**Directions:** Find every line with the string "Cliquez" in it, count them, and reply with that count only.

────

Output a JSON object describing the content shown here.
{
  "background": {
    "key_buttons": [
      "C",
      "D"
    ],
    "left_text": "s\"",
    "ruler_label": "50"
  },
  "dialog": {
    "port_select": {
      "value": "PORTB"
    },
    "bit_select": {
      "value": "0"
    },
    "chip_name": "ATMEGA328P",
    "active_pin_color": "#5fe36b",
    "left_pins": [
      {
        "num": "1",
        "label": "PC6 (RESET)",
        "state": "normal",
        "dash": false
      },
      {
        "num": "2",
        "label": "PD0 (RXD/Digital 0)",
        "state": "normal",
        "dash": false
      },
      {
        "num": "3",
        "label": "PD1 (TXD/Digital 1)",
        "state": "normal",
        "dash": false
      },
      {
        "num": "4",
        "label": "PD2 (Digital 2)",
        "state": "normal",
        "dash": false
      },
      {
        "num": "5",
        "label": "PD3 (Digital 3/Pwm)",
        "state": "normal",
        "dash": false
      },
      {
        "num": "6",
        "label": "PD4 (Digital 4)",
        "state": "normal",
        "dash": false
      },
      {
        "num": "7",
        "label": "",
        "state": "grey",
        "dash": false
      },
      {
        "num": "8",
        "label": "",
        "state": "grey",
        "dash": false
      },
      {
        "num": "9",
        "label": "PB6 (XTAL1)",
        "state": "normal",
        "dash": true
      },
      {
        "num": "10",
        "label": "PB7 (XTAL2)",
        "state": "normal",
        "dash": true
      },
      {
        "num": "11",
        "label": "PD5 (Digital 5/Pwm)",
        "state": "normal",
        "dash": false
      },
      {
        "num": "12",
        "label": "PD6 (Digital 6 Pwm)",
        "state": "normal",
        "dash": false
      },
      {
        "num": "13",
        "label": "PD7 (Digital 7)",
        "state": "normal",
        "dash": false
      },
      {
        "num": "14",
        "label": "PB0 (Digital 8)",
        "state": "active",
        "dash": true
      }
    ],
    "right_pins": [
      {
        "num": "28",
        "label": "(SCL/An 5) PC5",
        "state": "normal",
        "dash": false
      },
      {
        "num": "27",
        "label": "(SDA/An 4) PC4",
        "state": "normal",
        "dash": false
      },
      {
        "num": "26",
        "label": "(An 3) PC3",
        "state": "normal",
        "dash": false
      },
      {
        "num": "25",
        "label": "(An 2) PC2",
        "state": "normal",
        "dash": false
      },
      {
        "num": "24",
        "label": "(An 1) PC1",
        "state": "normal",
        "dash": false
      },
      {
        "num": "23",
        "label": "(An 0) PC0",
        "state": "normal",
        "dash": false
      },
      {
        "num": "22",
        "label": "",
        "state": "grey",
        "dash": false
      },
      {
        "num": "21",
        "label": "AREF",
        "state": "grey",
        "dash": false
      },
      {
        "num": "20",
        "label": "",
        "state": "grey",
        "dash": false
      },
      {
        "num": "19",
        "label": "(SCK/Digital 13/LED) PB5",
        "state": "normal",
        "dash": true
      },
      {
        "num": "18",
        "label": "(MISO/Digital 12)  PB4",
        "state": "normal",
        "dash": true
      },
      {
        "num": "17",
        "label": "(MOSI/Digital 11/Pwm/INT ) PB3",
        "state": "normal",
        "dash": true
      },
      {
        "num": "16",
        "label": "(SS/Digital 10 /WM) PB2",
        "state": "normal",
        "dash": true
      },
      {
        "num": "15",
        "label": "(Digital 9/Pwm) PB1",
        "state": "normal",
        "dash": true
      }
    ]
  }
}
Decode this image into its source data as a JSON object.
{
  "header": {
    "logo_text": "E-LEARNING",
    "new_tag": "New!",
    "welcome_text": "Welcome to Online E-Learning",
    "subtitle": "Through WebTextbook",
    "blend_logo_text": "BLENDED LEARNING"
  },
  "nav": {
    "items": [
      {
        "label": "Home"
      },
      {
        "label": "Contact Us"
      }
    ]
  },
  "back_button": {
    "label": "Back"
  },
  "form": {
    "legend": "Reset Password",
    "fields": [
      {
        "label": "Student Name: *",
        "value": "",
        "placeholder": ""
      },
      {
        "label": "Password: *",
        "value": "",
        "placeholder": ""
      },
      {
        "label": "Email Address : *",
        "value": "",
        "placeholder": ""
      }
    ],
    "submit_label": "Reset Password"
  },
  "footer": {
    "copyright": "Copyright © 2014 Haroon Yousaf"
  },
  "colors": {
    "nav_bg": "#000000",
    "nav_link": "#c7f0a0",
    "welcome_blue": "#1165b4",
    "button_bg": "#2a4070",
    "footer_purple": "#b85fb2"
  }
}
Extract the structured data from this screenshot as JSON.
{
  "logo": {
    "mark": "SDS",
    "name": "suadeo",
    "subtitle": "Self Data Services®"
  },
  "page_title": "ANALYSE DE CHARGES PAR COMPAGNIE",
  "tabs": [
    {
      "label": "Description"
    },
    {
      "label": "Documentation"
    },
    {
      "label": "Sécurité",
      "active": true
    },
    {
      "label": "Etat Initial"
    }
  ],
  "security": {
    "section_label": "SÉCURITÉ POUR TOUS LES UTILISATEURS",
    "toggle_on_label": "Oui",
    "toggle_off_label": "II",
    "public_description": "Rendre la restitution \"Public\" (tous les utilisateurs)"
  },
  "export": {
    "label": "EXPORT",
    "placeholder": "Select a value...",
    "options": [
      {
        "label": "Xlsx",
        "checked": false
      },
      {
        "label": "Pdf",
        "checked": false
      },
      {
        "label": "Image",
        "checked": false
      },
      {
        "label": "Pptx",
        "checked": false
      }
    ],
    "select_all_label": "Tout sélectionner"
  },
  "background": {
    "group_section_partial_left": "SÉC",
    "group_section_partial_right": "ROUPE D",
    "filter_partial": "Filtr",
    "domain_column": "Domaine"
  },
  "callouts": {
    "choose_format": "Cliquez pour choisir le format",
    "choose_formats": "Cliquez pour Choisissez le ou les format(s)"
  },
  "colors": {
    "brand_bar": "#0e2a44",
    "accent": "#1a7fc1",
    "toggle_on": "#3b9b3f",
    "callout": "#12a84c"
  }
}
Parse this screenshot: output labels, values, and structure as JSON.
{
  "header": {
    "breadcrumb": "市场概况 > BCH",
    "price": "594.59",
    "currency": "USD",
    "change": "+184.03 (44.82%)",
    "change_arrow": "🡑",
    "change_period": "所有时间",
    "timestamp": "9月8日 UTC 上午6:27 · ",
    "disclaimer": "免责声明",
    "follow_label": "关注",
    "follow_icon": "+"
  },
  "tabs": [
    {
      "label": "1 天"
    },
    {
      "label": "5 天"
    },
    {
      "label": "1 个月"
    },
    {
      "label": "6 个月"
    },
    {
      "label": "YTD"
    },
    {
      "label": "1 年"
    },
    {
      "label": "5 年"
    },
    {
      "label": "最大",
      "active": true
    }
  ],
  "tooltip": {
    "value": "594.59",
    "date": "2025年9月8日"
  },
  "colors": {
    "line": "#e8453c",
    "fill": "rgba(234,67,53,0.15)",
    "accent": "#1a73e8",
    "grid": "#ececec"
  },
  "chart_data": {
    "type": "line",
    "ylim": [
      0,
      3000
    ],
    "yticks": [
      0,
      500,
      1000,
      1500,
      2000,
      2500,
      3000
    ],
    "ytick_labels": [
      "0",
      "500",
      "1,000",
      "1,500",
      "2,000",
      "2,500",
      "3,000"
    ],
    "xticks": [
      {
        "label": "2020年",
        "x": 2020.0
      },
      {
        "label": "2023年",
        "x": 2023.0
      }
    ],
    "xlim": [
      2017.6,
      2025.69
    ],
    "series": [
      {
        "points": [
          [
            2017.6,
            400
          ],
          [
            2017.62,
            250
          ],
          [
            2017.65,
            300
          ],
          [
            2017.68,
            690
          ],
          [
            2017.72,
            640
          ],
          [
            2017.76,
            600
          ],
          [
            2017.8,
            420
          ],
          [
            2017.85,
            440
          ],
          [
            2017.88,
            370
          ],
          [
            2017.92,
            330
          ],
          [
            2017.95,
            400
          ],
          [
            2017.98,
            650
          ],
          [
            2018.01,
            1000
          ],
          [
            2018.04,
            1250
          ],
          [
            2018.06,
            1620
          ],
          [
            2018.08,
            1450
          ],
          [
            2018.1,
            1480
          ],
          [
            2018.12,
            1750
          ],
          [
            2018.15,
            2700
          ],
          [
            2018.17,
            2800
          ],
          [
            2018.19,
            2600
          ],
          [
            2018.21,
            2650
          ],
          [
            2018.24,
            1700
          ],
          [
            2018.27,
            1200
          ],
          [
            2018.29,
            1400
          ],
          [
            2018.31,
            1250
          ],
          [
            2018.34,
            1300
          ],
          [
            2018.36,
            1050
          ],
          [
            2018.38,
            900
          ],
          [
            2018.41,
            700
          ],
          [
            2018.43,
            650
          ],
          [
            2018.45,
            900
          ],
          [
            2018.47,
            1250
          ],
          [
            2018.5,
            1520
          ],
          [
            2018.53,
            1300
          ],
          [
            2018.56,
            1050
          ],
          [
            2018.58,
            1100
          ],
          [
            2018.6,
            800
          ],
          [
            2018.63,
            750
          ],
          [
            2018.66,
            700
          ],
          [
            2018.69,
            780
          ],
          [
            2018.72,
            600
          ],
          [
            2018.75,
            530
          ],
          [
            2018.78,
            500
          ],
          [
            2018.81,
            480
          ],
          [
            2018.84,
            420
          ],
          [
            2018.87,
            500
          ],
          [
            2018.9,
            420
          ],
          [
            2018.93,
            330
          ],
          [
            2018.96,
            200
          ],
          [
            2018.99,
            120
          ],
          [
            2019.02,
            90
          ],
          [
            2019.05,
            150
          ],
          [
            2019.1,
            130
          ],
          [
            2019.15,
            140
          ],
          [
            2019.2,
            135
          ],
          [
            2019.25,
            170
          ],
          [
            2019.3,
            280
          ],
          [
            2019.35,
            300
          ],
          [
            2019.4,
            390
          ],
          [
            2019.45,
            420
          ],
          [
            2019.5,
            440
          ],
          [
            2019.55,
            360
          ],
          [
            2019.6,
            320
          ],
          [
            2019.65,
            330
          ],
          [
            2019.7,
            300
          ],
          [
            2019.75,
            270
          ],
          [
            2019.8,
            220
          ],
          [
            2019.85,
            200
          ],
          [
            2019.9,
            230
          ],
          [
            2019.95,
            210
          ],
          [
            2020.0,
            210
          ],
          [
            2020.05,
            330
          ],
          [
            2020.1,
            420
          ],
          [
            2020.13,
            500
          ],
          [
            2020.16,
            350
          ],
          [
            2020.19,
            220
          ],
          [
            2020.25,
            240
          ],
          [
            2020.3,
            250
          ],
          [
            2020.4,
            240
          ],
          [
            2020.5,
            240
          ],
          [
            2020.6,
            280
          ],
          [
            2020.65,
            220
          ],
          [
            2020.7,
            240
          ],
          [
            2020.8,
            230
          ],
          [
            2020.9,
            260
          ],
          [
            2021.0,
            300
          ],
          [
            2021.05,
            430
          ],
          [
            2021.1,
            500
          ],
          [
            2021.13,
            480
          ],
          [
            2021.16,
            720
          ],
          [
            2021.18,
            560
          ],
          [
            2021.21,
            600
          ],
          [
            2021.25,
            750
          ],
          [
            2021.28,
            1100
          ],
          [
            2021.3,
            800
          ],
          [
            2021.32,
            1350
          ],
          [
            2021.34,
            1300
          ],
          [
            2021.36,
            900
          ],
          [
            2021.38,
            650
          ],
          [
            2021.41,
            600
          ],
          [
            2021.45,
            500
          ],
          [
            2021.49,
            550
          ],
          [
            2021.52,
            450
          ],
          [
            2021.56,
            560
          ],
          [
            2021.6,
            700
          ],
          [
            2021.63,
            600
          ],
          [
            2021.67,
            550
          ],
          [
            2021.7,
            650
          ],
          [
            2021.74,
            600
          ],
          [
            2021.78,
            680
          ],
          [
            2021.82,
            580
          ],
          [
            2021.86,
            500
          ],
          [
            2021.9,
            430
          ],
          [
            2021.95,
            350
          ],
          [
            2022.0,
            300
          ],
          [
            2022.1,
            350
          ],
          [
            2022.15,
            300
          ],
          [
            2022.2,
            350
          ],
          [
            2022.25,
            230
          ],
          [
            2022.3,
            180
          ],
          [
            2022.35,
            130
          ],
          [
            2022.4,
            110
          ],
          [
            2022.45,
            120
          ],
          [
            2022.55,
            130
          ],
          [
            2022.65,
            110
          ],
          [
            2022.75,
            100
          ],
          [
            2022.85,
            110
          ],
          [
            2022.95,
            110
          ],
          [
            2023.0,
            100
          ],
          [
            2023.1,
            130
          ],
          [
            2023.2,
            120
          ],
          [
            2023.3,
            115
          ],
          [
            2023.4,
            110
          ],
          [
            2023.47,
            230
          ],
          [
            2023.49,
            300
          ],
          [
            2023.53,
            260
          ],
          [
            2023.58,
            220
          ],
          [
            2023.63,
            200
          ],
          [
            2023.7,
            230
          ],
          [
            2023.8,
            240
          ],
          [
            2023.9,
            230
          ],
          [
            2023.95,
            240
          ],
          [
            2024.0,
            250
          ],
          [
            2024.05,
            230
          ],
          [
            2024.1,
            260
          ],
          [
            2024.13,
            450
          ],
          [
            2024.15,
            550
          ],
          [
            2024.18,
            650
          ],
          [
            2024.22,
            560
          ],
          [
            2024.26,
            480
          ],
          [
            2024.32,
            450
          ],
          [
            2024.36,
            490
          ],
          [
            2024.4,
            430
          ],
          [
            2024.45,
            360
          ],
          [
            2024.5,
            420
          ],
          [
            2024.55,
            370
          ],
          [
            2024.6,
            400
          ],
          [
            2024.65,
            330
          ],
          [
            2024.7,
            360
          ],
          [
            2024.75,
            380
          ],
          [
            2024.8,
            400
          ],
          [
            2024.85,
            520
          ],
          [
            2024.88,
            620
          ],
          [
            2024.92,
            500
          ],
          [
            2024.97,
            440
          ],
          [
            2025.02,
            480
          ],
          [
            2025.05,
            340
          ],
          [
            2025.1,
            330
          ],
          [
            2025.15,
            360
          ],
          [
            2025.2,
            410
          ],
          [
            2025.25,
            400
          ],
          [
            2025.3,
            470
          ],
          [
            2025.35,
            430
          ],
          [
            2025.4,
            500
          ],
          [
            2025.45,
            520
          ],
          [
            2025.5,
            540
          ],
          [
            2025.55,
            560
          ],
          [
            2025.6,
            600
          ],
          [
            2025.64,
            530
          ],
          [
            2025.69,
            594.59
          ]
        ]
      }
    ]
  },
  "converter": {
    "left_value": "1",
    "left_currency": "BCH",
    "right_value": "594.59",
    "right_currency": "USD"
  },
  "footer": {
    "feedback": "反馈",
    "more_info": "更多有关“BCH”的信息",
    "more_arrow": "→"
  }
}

────

**Result below:** 2